# WHAT YOU WILL DO:
Restate all the data word for word and omit the pictures.

Figure record listings:
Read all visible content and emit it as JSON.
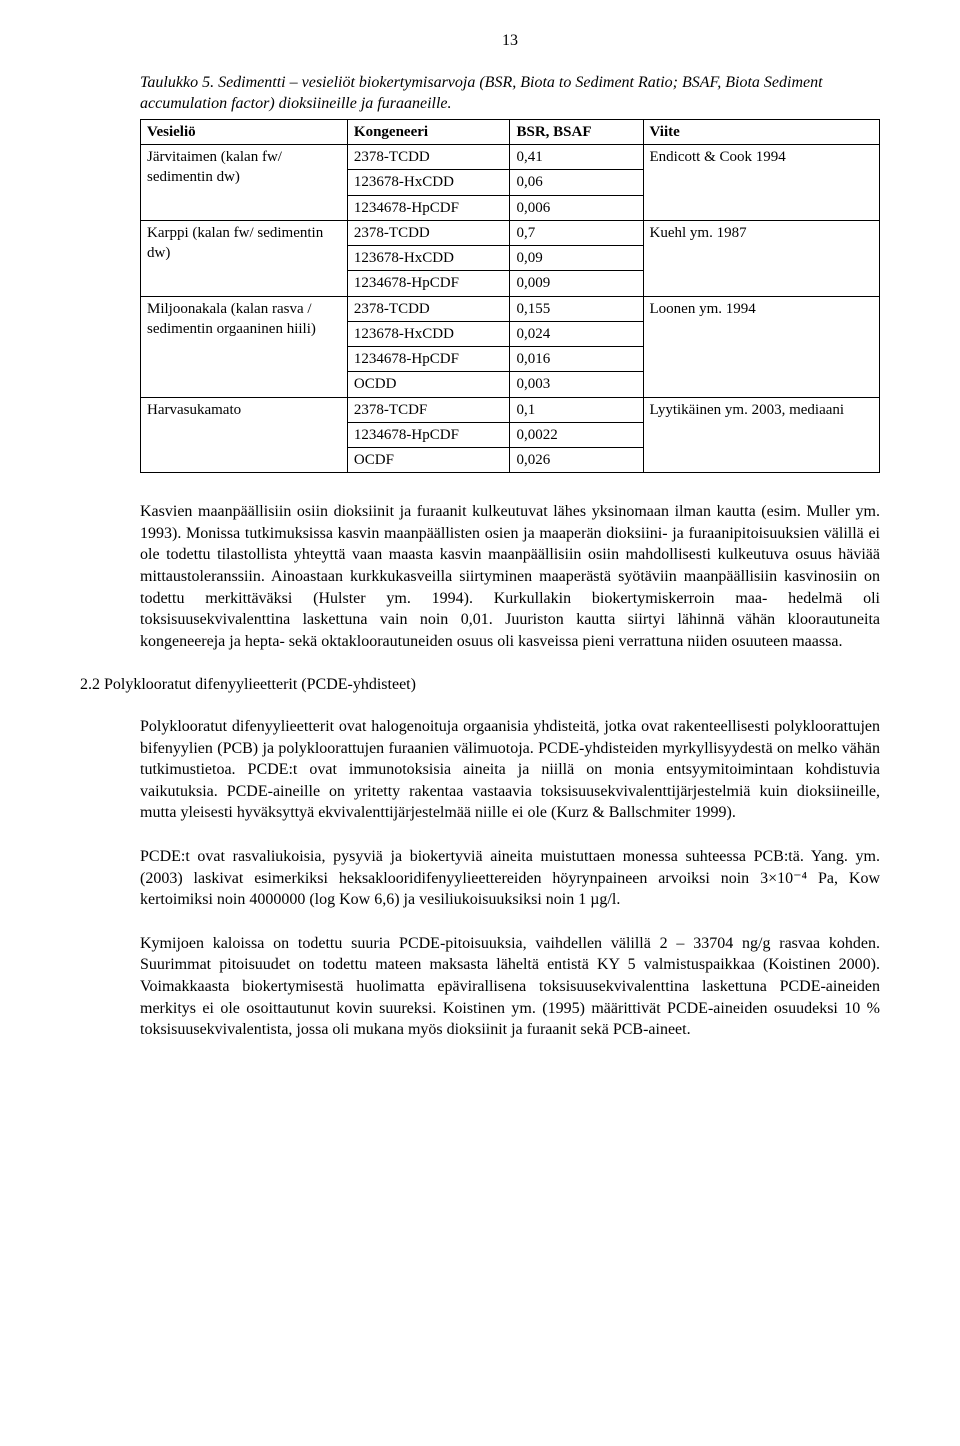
{
  "page_number": "13",
  "table": {
    "caption": "Taulukko 5. Sedimentti – vesieliöt biokertymisarvoja (BSR, Biota to Sediment Ratio; BSAF, Biota Sediment accumulation factor) dioksiineille ja furaaneille.",
    "headers": {
      "c1": "Vesieliö",
      "c2": "Kongeneeri",
      "c3": "BSR, BSAF",
      "c4": "Viite"
    },
    "rows": {
      "r1": {
        "org": "Järvitaimen (kalan fw/ sedimentin dw)",
        "k1": "2378-TCDD",
        "v1": "0,41",
        "k2": "123678-HxCDD",
        "v2": "0,06",
        "k3": "1234678-HpCDF",
        "v3": "0,006",
        "ref": "Endicott & Cook 1994"
      },
      "r2": {
        "org": "Karppi (kalan fw/ sedimentin dw)",
        "k1": "2378-TCDD",
        "v1": "0,7",
        "k2": "123678-HxCDD",
        "v2": "0,09",
        "k3": "1234678-HpCDF",
        "v3": "0,009",
        "ref": "Kuehl ym. 1987"
      },
      "r3": {
        "org": "Miljoonakala (kalan rasva / sedimentin orgaaninen hiili)",
        "k1": "2378-TCDD",
        "v1": "0,155",
        "k2": "123678-HxCDD",
        "v2": "0,024",
        "k3": "1234678-HpCDF",
        "v3": "0,016",
        "k4": "OCDD",
        "v4": "0,003",
        "ref": "Loonen ym. 1994"
      },
      "r4": {
        "org": "Harvasukamato",
        "k1": "2378-TCDF",
        "v1": "0,1",
        "k2": "1234678-HpCDF",
        "v2": "0,0022",
        "k3": "OCDF",
        "v3": "0,026",
        "ref": "Lyytikäinen ym. 2003, mediaani"
      }
    }
  },
  "para1": "Kasvien maanpäällisiin osiin dioksiinit ja furaanit kulkeutuvat lähes yksinomaan ilman kautta (esim. Muller ym. 1993). Monissa tutkimuksissa kasvin maanpäällisten osien ja maaperän dioksiini- ja furaanipitoisuuksien välillä ei ole todettu tilastollista yhteyttä vaan maasta kasvin maanpäällisiin osiin mahdollisesti kulkeutuva osuus häviää mittaustoleranssiin.   Ainoastaan kurkkukasveilla siirtyminen maaperästä syötäviin maanpäällisiin kasvinosiin on todettu merkittäväksi (Hulster ym. 1994).  Kurkullakin biokertymiskerroin maa- hedelmä oli toksisuusekvivalenttina laskettuna vain noin 0,01.  Juuriston kautta siirtyi lähinnä vähän kloorautuneita kongeneereja ja hepta- sekä oktakloorautuneiden osuus oli kasveissa pieni verrattuna niiden osuuteen maassa.",
  "section_heading": "2.2 Polyklooratut difenyylieetterit (PCDE-yhdisteet)",
  "para2": "Polyklooratut difenyylieetterit ovat halogenoituja orgaanisia yhdisteitä, jotka ovat rakenteellisesti polykloorattujen bifenyylien (PCB) ja polykloorattujen furaanien välimuotoja.  PCDE-yhdisteiden myrkyllisyydestä on melko vähän tutkimustietoa. PCDE:t ovat immunotoksisia aineita ja niillä on monia entsyymitoimintaan kohdistuvia vaikutuksia.  PCDE-aineille on yritetty rakentaa vastaavia toksisuusekvivalenttijärjestelmiä kuin dioksiineille, mutta yleisesti hyväksyttyä ekvivalenttijärjestelmää niille ei ole (Kurz & Ballschmiter 1999).",
  "para3": "PCDE:t ovat rasvaliukoisia, pysyviä ja biokertyviä aineita muistuttaen monessa suhteessa PCB:tä.  Yang. ym. (2003) laskivat esimerkiksi heksaklooridifenyylieettereiden höyrynpaineen arvoiksi noin 3×10⁻⁴ Pa, Kow kertoimiksi noin 4000000 (log Kow 6,6) ja vesiliukoisuuksiksi noin 1 µg/l.",
  "para4": "Kymijoen kaloissa on todettu suuria PCDE-pitoisuuksia, vaihdellen välillä 2 – 33704 ng/g rasvaa kohden.  Suurimmat pitoisuudet on todettu mateen maksasta läheltä entistä KY 5 valmistuspaikkaa (Koistinen 2000).  Voimakkaasta biokertymisestä huolimatta epävirallisena toksisuusekvivalenttina laskettuna PCDE-aineiden merkitys ei ole osoittautunut kovin suureksi.  Koistinen ym. (1995) määrittivät PCDE-aineiden osuudeksi 10 % toksisuusekvivalentista, jossa oli mukana myös dioksiinit ja furaanit sekä PCB-aineet."
}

# RESULT FOR THIS TASK:
Read all visible content and emit it as JSON.
{
  "page_number": "13",
  "table": {
    "caption": "Taulukko 5. Sedimentti – vesieliöt biokertymisarvoja (BSR, Biota to Sediment Ratio; BSAF, Biota Sediment accumulation factor) dioksiineille ja furaaneille.",
    "headers": {
      "c1": "Vesieliö",
      "c2": "Kongeneeri",
      "c3": "BSR, BSAF",
      "c4": "Viite"
    },
    "rows": {
      "r1": {
        "org": "Järvitaimen (kalan fw/ sedimentin dw)",
        "k1": "2378-TCDD",
        "v1": "0,41",
        "k2": "123678-HxCDD",
        "v2": "0,06",
        "k3": "1234678-HpCDF",
        "v3": "0,006",
        "ref": "Endicott & Cook 1994"
      },
      "r2": {
        "org": "Karppi (kalan fw/ sedimentin dw)",
        "k1": "2378-TCDD",
        "v1": "0,7",
        "k2": "123678-HxCDD",
        "v2": "0,09",
        "k3": "1234678-HpCDF",
        "v3": "0,009",
        "ref": "Kuehl ym. 1987"
      },
      "r3": {
        "org": "Miljoonakala (kalan rasva / sedimentin orgaaninen hiili)",
        "k1": "2378-TCDD",
        "v1": "0,155",
        "k2": "123678-HxCDD",
        "v2": "0,024",
        "k3": "1234678-HpCDF",
        "v3": "0,016",
        "k4": "OCDD",
        "v4": "0,003",
        "ref": "Loonen ym. 1994"
      },
      "r4": {
        "org": "Harvasukamato",
        "k1": "2378-TCDF",
        "v1": "0,1",
        "k2": "1234678-HpCDF",
        "v2": "0,0022",
        "k3": "OCDF",
        "v3": "0,026",
        "ref": "Lyytikäinen ym. 2003, mediaani"
      }
    }
  },
  "para1": "Kasvien maanpäällisiin osiin dioksiinit ja furaanit kulkeutuvat lähes yksinomaan ilman kautta (esim. Muller ym. 1993). Monissa tutkimuksissa kasvin maanpäällisten osien ja maaperän dioksiini- ja furaanipitoisuuksien välillä ei ole todettu tilastollista yhteyttä vaan maasta kasvin maanpäällisiin osiin mahdollisesti kulkeutuva osuus häviää mittaustoleranssiin.   Ainoastaan kurkkukasveilla siirtyminen maaperästä syötäviin maanpäällisiin kasvinosiin on todettu merkittäväksi (Hulster ym. 1994).  Kurkullakin biokertymiskerroin maa- hedelmä oli toksisuusekvivalenttina laskettuna vain noin 0,01.  Juuriston kautta siirtyi lähinnä vähän kloorautuneita kongeneereja ja hepta- sekä oktakloorautuneiden osuus oli kasveissa pieni verrattuna niiden osuuteen maassa.",
  "section_heading": "2.2 Polyklooratut difenyylieetterit (PCDE-yhdisteet)",
  "para2": "Polyklooratut difenyylieetterit ovat halogenoituja orgaanisia yhdisteitä, jotka ovat rakenteellisesti polykloorattujen bifenyylien (PCB) ja polykloorattujen furaanien välimuotoja.  PCDE-yhdisteiden myrkyllisyydestä on melko vähän tutkimustietoa. PCDE:t ovat immunotoksisia aineita ja niillä on monia entsyymitoimintaan kohdistuvia vaikutuksia.  PCDE-aineille on yritetty rakentaa vastaavia toksisuusekvivalenttijärjestelmiä kuin dioksiineille, mutta yleisesti hyväksyttyä ekvivalenttijärjestelmää niille ei ole (Kurz & Ballschmiter 1999).",
  "para3": "PCDE:t ovat rasvaliukoisia, pysyviä ja biokertyviä aineita muistuttaen monessa suhteessa PCB:tä.  Yang. ym. (2003) laskivat esimerkiksi heksaklooridifenyylieettereiden höyrynpaineen arvoiksi noin 3×10⁻⁴ Pa, Kow kertoimiksi noin 4000000 (log Kow 6,6) ja vesiliukoisuuksiksi noin 1 µg/l.",
  "para4": "Kymijoen kaloissa on todettu suuria PCDE-pitoisuuksia, vaihdellen välillä 2 – 33704 ng/g rasvaa kohden.  Suurimmat pitoisuudet on todettu mateen maksasta läheltä entistä KY 5 valmistuspaikkaa (Koistinen 2000).  Voimakkaasta biokertymisestä huolimatta epävirallisena toksisuusekvivalenttina laskettuna PCDE-aineiden merkitys ei ole osoittautunut kovin suureksi.  Koistinen ym. (1995) määrittivät PCDE-aineiden osuudeksi 10 % toksisuusekvivalentista, jossa oli mukana myös dioksiinit ja furaanit sekä PCB-aineet."
}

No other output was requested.